**Task goal:**
Turn every line of the material into a numbered list, skipping blank lines and leaving out the pictures.

**Element placement data:**
— START —

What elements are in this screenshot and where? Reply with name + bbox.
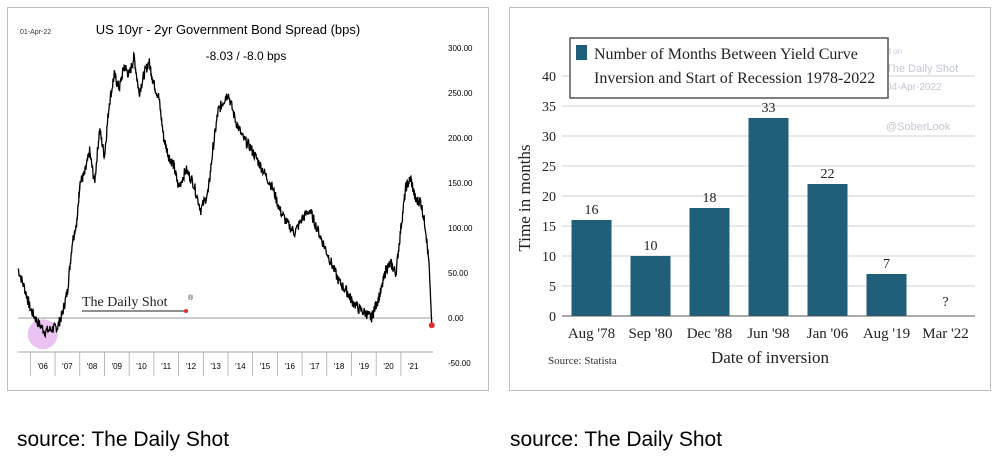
x-tick-label: Mar '22 [922,326,968,342]
chart-title-line2: Inversion and Start of Recession 1978-20… [594,70,875,87]
y-tick-label: 250.00 [448,89,473,98]
highlight-circle [27,319,58,350]
bar [630,256,671,316]
x-tick-label: '21 [408,362,419,371]
y-tick-label: 15 [542,220,556,235]
bar [689,208,730,316]
x-tick-label: Sep '80 [629,326,673,342]
brand-dot [184,309,188,313]
x-tick-label: '19 [359,362,370,371]
legend-box [569,37,889,99]
x-tick-label: '10 [136,362,147,371]
x-tick-label: Jun '98 [747,326,789,342]
chart-title: US 10yr - 2yr Government Bond Spread (bp… [96,22,360,37]
watermark-brand: The Daily Shot [886,63,958,75]
x-tick-label: '07 [62,362,73,371]
brand-logo: The Daily Shot [82,295,168,310]
x-tick-label: '11 [161,362,171,371]
x-tick-label: '18 [334,362,345,371]
bar-data-label: 7 [883,257,890,272]
y-tick-label: 10 [542,250,556,265]
series-line [17,51,433,339]
x-tick-label: '14 [235,362,246,371]
bar [807,184,848,316]
source-caption-right: source: The Daily Shot [510,428,723,451]
y-tick-label: 25 [542,160,556,175]
x-tick-label: Dec '88 [687,326,733,342]
watermark-date: 04-Apr-2022 [886,82,942,93]
end-marker [428,322,435,329]
x-tick-label: '08 [87,362,98,371]
x-tick-label: '17 [309,362,320,371]
y-tick-label: 5 [549,280,556,295]
bond-spread-chart: 01-Apr-22 US 10yr - 2yr Government Bond S… [17,22,473,376]
y-tick-label: 50.00 [448,269,469,278]
legend-swatch [576,45,587,60]
x-tick-label: '06 [37,362,48,371]
y-tick-label: -50.00 [448,359,471,368]
x-tick-label: Aug '19 [863,326,910,342]
bar [571,220,612,316]
x-tick-label: Jan '06 [807,326,849,342]
chart-date: 01-Apr-22 [20,29,51,36]
y-tick-label: 20 [542,190,556,205]
x-axis-label: Date of inversion [711,348,830,367]
bar [866,274,907,316]
x-tick-label: '16 [285,362,296,371]
bar [748,118,789,316]
y-tick-label: 40 [542,70,556,85]
y-tick-label: 300.00 [448,44,473,53]
bar-data-label: 22 [821,167,835,182]
bar-data-label: 33 [762,101,776,116]
x-tick-label: '09 [112,362,123,371]
bar-data-label: 16 [585,203,599,218]
bar-data-label: ? [942,295,948,310]
bar-data-label: 18 [703,191,717,206]
source-attribution: Source: Statista [548,355,617,367]
x-tick-label: '20 [383,362,394,371]
watermark-handle: @SoberLook [886,121,951,133]
y-tick-label: 0.00 [448,314,464,323]
brand-logo-mark: ® [188,294,194,302]
x-tick-label: '15 [260,362,271,371]
y-tick-label: 100.00 [448,224,473,233]
y-tick-label: 30 [542,130,556,145]
y-tick-label: 0 [549,310,556,325]
y-tick-label: 35 [542,100,556,115]
source-caption-left: source: The Daily Shot [17,428,230,451]
y-axis-label: Time in months [515,144,534,251]
x-tick-label: '12 [186,362,197,371]
x-tick-label: '13 [210,362,221,371]
bar-data-label: 10 [644,239,658,254]
spread-annotation: -8.03 / -8.0 bps [206,49,287,63]
y-tick-label: 200.00 [448,134,473,143]
x-tick-label: Aug '78 [568,326,615,342]
y-tick-label: 150.00 [448,179,473,188]
chart-title-line1: Number of Months Between Yield Curve [594,46,858,63]
bond-spread-panel: 01-Apr-22 US 10yr - 2yr Government Bond S… [7,7,489,391]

— END —

**Reply to the task:**
1. What elements are in this screenshot and where? Reply with name + bbox.
2. x-tick-label: Mar '22 [922,326,968,342]
3. chart-title-line2: Inversion and Start of Recession 1978-20… [594,70,875,87]
4. y-tick-label: 250.00 [448,89,473,98]
5. highlight-circle [27,319,58,350]
6. bar [630,256,671,316]
7. x-tick-label: '21 [408,362,419,371]
8. y-tick-label: 15 [542,220,556,235]
9. bar [689,208,730,316]
10. x-tick-label: Sep '80 [629,326,673,342]
11. brand-dot [184,309,188,313]
12. x-tick-label: '19 [359,362,370,371]
13. legend-box [569,37,889,99]
14. x-tick-label: '10 [136,362,147,371]
15. x-tick-label: Jun '98 [747,326,789,342]
16. chart-title: US 10yr - 2yr Government Bond Spread (bp… [96,22,360,37]
17. watermark-brand: The Daily Shot [886,63,958,75]
18. x-tick-label: '07 [62,362,73,371]
19. brand-logo: The Daily Shot [82,295,168,310]
20. x-tick-label: '11 [161,362,171,371]
21. x-tick-label: '18 [334,362,345,371]
22. bar-data-label: 7 [883,257,890,272]
23. y-tick-label: 10 [542,250,556,265]
24. series-line [17,51,433,339]
25. x-tick-label: '14 [235,362,246,371]
26. bar [807,184,848,316]
27. source-caption-right: source: The Daily Shot [510,428,723,451]
28. y-tick-label: 25 [542,160,556,175]
29. x-tick-label: Dec '88 [687,326,733,342]
30. watermark-date: 04-Apr-2022 [886,82,942,93]
31. end-marker [428,322,435,329]
32. x-tick-label: '08 [87,362,98,371]
33. x-tick-label: '17 [309,362,320,371]
34. y-tick-label: 5 [549,280,556,295]
35. bond-spread-chart: 01-Apr-22 US 10yr - 2yr Government Bond S… [17,22,473,376]
36. y-tick-label: 50.00 [448,269,469,278]
37. legend-swatch [576,45,587,60]
38. x-tick-label: '06 [37,362,48,371]
39. y-tick-label: -50.00 [448,359,471,368]
40. x-tick-label: Aug '19 [863,326,910,342]
41. bar [571,220,612,316]
42. x-tick-label: Jan '06 [807,326,849,342]
43. chart-date: 01-Apr-22 [20,29,51,36]
44. y-tick-label: 20 [542,190,556,205]
45. x-axis-label: Date of inversion [711,348,830,367]
46. bar [866,274,907,316]
47. x-tick-label: '16 [285,362,296,371]
48. bar [748,118,789,316]
49. y-tick-label: 40 [542,70,556,85]
50. y-tick-label: 300.00 [448,44,473,53]
51. bar-data-label: 22 [821,167,835,182]
52. bar-data-label: 33 [762,101,776,116]
53. x-tick-label: '09 [112,362,123,371]
54. bar-data-label: 16 [585,203,599,218]
55. bar-data-label: ? [942,295,948,310]
56. bar-data-label: 18 [703,191,717,206]
57. source-attribution: Source: Statista [548,355,617,367]
58. x-tick-label: '20 [383,362,394,371]
59. watermark-handle: @SoberLook [886,121,951,133]
60. y-tick-label: 0.00 [448,314,464,323]
61. brand-logo-mark: ® [188,294,194,302]
62. x-tick-label: '15 [260,362,271,371]
63. y-tick-label: 100.00 [448,224,473,233]
64. y-tick-label: 30 [542,130,556,145]
65. y-tick-label: 0 [549,310,556,325]
66. y-tick-label: 35 [542,100,556,115]
67. source-caption-left: source: The Daily Shot [17,428,230,451]
68. y-axis-label: Time in months [515,144,534,251]
69. x-tick-label: '12 [186,362,197,371]
70. x-tick-label: '13 [210,362,221,371]
71. bar-data-label: 10 [644,239,658,254]
72. spread-annotation: -8.03 / -8.0 bps [206,49,287,63]
73. y-tick-label: 200.00 [448,134,473,143]
74. x-tick-label: Aug '78 [568,326,615,342]
75. y-tick-label: 150.00 [448,179,473,188]
76. chart-title-line1: Number of Months Between Yield Curve [594,46,858,63]
77. bond-spread-panel: 01-Apr-22 US 10yr - 2yr Government Bond S… [7,7,489,391]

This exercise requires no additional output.